**EXERCISE TASK**
Reproduce, without alteration, the lines of the records from the one containing "word-creatividd: Creatividd: [266, 306, 398, 336]" through the one containing "word-avanzar: Avanzar: [285, 93, 363, 114]", both included.

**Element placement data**

══════════════════════════════

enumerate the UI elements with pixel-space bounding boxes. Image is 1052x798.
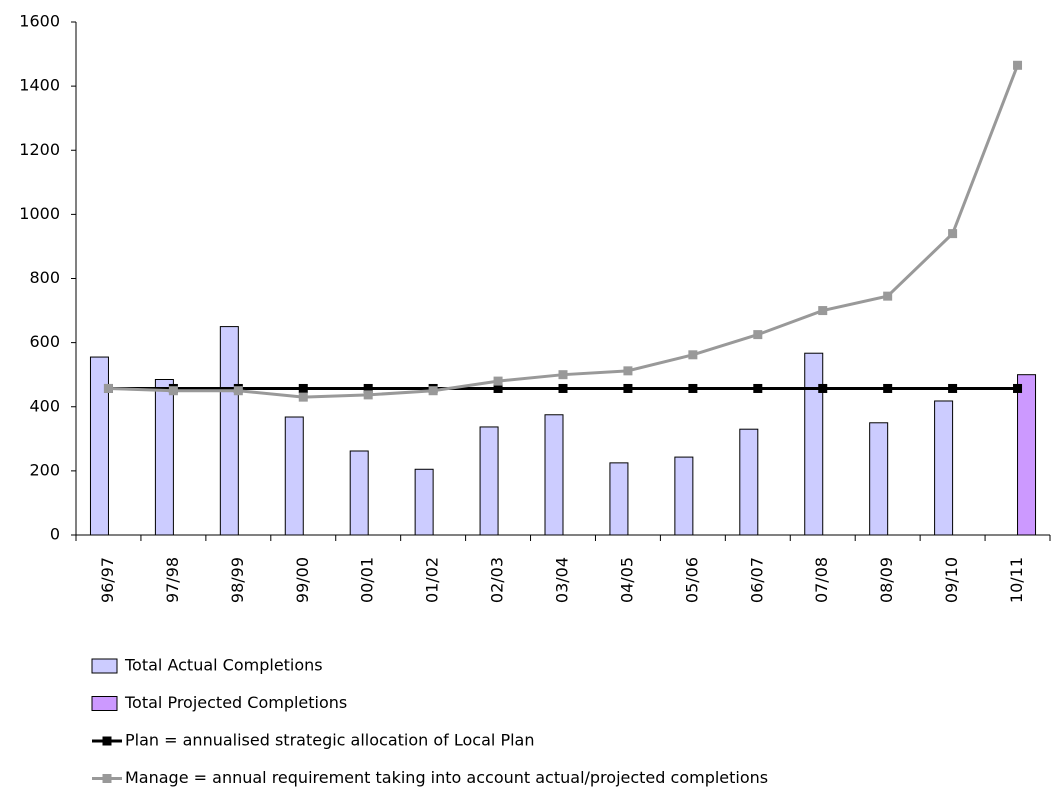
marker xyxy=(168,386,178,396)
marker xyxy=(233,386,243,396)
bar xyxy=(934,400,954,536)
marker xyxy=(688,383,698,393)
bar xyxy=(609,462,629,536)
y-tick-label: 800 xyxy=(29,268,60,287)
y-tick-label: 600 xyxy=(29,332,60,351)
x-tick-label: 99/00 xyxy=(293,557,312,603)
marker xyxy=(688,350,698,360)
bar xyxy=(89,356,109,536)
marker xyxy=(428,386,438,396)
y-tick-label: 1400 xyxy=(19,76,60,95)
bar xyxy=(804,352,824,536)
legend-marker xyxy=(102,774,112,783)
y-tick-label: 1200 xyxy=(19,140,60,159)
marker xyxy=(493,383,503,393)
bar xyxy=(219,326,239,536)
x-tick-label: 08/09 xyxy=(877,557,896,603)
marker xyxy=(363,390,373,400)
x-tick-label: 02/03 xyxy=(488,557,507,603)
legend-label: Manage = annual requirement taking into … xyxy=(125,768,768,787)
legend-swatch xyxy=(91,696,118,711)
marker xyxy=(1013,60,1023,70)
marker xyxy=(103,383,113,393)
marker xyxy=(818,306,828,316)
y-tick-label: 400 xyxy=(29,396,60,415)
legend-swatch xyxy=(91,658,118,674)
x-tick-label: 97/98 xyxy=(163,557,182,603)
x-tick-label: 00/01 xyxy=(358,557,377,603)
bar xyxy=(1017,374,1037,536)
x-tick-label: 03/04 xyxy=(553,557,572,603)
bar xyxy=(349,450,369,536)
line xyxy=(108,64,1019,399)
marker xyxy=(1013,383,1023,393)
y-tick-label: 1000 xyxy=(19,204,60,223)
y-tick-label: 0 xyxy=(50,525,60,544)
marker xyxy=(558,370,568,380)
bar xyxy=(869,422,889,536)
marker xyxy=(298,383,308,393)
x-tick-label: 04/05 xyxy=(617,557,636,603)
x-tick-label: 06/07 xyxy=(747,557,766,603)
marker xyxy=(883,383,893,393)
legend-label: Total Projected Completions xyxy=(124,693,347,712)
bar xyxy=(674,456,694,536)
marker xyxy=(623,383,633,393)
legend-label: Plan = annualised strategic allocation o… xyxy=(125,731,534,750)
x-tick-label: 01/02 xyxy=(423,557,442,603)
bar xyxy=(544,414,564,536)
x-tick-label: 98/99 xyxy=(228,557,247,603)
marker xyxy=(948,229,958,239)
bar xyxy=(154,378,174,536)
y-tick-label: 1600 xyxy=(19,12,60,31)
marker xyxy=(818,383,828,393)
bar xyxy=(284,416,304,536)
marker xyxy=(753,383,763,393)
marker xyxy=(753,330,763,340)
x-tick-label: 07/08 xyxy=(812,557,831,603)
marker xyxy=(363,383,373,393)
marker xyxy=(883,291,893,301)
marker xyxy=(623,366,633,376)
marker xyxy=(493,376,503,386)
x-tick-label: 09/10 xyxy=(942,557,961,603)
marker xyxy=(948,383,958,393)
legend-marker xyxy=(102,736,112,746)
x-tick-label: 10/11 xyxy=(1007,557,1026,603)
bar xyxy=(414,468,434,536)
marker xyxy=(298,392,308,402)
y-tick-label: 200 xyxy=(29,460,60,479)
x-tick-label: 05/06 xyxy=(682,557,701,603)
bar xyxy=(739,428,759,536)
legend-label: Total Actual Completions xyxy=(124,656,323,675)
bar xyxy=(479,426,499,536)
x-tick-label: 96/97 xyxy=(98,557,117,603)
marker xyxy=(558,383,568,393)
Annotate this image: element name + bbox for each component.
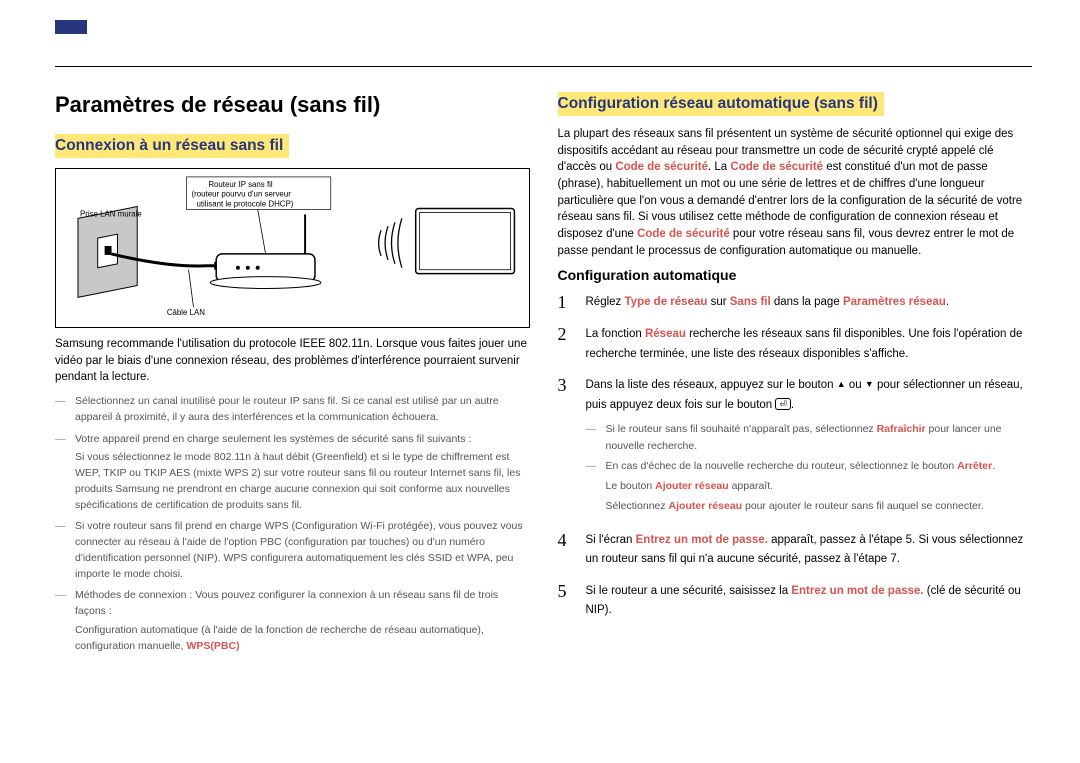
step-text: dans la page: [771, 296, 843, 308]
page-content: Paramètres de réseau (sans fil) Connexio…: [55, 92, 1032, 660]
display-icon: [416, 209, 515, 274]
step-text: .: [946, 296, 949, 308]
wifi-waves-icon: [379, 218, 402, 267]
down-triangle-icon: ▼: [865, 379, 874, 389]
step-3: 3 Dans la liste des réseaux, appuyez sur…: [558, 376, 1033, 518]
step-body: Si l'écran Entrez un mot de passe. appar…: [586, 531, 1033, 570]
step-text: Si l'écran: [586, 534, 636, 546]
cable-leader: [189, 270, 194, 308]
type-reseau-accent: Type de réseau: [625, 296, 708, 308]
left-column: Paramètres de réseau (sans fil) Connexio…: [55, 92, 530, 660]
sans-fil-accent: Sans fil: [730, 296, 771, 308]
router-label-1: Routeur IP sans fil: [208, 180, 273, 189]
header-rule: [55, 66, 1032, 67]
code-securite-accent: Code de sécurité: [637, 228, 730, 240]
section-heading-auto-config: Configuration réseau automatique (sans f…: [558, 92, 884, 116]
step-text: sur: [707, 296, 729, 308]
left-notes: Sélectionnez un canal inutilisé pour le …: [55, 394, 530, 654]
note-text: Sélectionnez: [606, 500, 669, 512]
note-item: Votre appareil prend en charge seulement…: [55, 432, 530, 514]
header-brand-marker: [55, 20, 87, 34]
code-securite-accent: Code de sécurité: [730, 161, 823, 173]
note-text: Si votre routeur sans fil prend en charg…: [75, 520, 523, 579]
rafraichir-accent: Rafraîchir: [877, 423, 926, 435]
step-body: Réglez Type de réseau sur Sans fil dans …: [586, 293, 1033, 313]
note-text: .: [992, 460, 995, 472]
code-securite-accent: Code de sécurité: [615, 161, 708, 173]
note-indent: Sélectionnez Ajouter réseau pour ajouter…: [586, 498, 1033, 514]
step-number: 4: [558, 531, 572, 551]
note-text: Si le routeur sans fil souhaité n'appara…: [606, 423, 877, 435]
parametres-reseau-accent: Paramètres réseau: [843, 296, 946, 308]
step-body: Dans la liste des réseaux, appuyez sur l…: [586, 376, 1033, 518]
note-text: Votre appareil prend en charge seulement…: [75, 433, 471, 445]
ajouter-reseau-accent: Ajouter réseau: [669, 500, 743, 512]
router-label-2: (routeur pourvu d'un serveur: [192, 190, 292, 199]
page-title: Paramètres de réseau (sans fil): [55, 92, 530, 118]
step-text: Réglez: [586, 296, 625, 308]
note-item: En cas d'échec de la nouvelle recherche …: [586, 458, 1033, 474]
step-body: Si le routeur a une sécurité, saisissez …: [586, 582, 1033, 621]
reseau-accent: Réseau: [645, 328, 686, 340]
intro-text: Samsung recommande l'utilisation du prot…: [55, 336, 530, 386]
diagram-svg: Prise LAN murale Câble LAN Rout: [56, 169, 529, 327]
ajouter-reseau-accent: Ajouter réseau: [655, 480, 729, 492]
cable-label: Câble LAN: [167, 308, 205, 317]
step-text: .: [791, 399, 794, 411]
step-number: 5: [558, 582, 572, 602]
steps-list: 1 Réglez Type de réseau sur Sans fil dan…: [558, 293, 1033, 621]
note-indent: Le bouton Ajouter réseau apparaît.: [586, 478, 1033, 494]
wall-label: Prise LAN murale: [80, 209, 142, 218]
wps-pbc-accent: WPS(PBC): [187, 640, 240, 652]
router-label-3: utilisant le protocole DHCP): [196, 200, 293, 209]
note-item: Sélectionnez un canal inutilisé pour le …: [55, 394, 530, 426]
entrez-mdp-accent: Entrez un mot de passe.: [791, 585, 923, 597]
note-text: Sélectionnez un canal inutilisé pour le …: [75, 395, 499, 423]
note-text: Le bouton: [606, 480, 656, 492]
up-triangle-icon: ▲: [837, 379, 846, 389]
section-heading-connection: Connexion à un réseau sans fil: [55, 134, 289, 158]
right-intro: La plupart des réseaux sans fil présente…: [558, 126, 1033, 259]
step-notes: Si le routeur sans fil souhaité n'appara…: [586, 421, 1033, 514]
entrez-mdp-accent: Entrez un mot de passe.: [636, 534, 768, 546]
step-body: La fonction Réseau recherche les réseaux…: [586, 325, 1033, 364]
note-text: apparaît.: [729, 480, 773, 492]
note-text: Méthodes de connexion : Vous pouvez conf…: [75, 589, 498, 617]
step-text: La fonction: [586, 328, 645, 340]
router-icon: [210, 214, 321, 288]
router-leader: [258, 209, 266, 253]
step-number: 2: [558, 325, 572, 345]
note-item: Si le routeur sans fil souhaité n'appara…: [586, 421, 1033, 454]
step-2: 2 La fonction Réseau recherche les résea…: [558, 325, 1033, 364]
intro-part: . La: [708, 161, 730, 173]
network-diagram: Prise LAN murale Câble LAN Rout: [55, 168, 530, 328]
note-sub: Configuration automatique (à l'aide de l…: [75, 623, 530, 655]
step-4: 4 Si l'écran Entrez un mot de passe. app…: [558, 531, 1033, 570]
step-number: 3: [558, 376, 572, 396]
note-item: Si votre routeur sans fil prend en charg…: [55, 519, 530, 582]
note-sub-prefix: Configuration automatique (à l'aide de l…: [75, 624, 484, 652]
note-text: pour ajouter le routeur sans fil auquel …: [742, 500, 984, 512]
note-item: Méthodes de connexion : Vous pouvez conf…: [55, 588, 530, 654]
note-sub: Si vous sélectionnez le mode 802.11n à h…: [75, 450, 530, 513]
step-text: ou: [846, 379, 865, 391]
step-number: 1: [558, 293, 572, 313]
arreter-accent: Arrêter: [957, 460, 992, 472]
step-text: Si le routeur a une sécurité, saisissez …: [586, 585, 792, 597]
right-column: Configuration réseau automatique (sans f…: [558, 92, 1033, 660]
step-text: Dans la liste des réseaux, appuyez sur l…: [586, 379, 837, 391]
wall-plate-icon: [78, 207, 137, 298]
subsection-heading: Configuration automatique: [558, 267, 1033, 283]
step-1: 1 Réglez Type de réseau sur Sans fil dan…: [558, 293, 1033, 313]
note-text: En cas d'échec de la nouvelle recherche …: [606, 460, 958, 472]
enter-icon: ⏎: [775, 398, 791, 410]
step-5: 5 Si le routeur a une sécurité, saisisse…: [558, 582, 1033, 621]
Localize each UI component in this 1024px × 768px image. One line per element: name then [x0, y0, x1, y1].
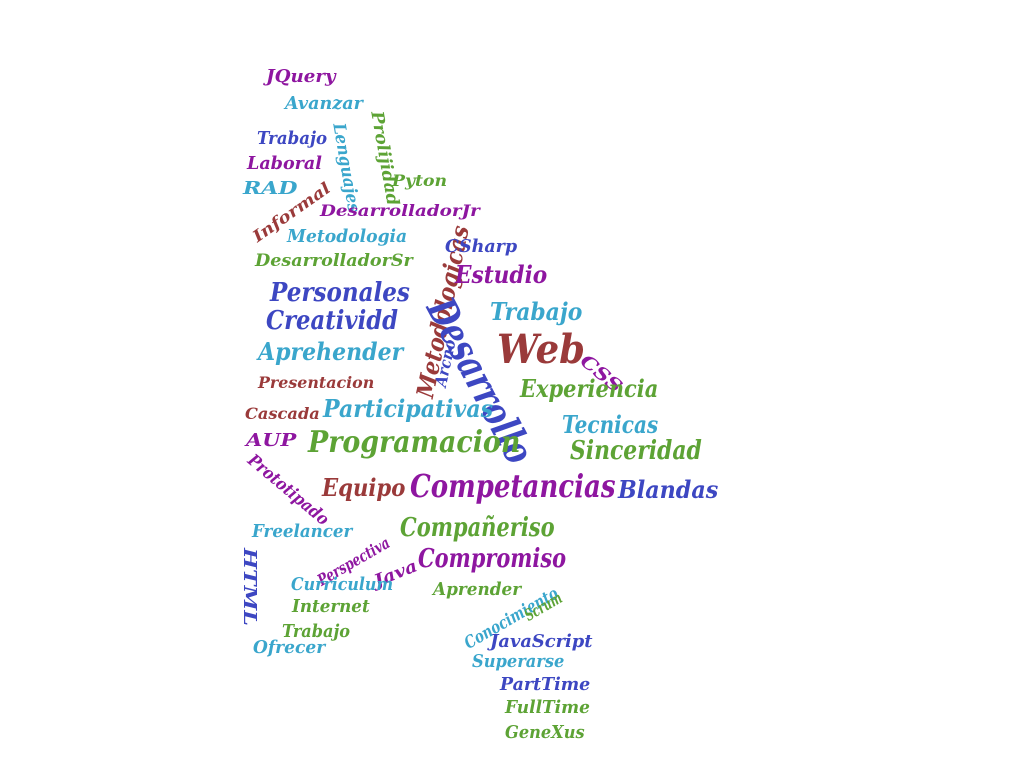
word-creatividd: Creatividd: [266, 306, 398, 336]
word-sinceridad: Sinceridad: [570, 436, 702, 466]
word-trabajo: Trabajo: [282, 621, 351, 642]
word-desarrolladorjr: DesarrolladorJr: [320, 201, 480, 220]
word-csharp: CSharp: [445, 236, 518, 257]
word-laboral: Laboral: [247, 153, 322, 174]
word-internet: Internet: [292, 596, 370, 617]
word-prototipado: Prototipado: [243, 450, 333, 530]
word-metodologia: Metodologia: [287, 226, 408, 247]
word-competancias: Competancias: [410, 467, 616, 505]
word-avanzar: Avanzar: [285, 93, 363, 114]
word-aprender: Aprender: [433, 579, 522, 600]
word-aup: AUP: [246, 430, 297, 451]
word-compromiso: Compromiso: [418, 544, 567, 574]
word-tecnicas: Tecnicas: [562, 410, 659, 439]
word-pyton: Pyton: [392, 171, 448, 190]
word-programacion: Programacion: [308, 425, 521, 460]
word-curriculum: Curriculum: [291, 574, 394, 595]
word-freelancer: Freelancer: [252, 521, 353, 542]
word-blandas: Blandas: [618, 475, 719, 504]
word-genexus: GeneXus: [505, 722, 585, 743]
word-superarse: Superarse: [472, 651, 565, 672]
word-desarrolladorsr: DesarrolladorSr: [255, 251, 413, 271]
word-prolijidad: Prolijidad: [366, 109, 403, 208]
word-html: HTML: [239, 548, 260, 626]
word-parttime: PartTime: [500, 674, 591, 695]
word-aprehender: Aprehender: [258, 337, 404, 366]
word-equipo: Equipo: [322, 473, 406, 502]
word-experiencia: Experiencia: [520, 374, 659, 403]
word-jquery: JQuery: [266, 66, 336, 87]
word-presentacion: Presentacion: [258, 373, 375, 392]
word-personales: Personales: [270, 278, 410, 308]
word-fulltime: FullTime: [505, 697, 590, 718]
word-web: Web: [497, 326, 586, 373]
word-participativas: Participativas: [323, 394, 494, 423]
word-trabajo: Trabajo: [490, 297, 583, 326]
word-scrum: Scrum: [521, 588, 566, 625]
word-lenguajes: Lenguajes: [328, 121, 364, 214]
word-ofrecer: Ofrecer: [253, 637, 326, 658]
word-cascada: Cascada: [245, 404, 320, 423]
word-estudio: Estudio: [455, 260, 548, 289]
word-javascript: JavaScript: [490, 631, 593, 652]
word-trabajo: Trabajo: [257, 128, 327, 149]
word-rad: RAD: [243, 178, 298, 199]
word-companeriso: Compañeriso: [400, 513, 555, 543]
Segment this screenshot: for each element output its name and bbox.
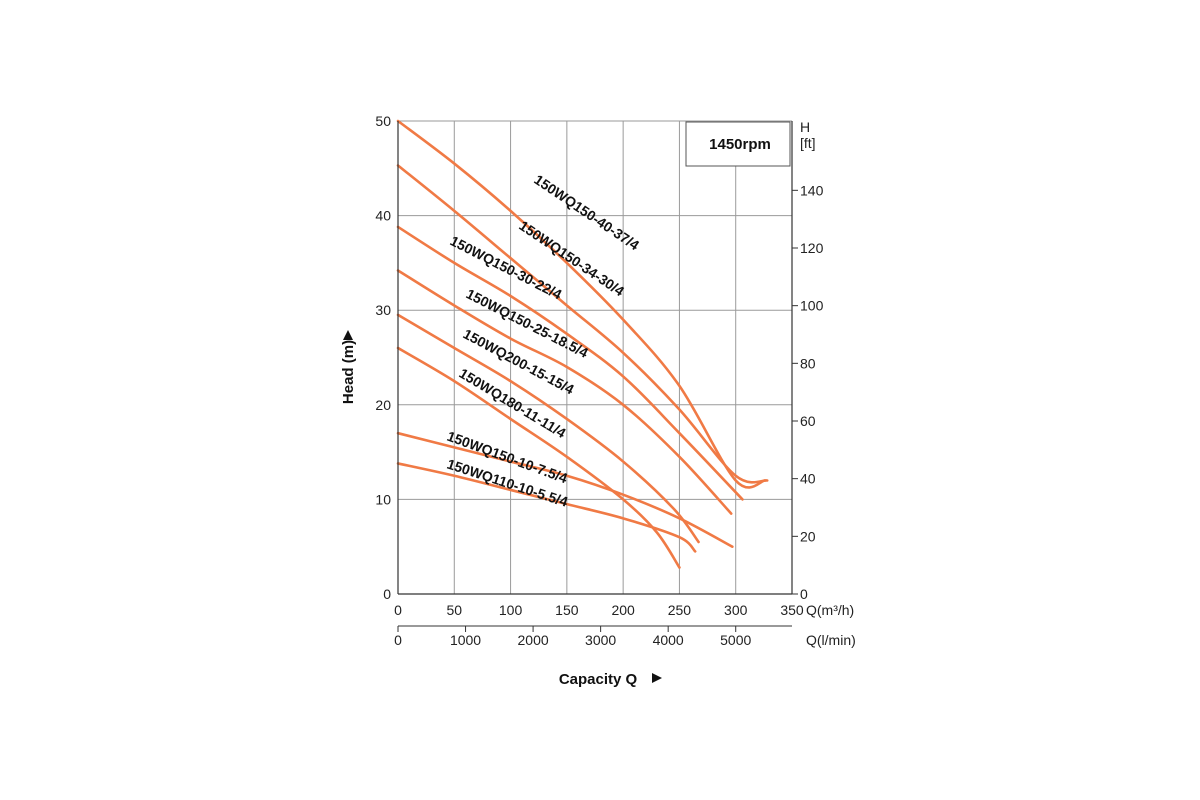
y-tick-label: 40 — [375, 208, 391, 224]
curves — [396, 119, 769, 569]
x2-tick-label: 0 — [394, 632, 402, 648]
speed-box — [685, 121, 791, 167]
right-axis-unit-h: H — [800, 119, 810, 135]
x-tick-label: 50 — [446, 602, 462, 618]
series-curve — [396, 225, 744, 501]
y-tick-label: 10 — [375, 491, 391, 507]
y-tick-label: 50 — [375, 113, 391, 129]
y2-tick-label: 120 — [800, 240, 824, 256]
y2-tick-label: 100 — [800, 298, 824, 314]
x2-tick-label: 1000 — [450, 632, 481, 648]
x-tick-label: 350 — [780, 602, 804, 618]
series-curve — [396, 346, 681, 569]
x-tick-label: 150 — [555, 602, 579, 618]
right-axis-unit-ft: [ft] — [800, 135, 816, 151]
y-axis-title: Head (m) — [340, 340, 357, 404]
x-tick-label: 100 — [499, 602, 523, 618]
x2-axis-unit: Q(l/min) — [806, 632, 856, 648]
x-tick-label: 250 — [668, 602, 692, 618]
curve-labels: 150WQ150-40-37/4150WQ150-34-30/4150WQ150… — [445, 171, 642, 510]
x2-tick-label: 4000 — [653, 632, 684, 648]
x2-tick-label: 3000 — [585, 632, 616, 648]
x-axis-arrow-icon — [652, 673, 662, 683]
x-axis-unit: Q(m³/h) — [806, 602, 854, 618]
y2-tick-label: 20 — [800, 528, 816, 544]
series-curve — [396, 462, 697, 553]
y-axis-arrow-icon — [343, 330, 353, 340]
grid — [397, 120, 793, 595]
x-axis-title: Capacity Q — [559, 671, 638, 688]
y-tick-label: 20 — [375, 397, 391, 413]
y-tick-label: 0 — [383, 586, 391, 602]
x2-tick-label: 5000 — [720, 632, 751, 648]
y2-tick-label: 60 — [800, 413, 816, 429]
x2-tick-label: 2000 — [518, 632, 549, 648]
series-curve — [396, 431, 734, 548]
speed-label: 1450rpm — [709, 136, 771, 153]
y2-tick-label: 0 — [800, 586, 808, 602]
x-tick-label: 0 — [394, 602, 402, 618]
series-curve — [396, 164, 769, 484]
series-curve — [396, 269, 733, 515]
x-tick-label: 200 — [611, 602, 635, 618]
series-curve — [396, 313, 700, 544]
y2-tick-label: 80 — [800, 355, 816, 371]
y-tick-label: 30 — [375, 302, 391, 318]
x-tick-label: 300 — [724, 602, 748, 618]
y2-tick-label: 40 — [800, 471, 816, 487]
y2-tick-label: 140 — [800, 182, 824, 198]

══════════════════════════════

**FULL ANSWER**
word-creatividd: Creatividd: [266, 306, 398, 336]
word-sinceridad: Sinceridad: [570, 436, 702, 466]
word-trabajo: Trabajo: [282, 621, 351, 642]
word-desarrolladorjr: DesarrolladorJr: [320, 201, 480, 220]
word-csharp: CSharp: [445, 236, 518, 257]
word-laboral: Laboral: [247, 153, 322, 174]
word-internet: Internet: [292, 596, 370, 617]
word-prototipado: Prototipado: [243, 450, 333, 530]
word-metodologia: Metodologia: [287, 226, 408, 247]
word-competancias: Competancias: [410, 467, 616, 505]
word-avanzar: Avanzar: [285, 93, 363, 114]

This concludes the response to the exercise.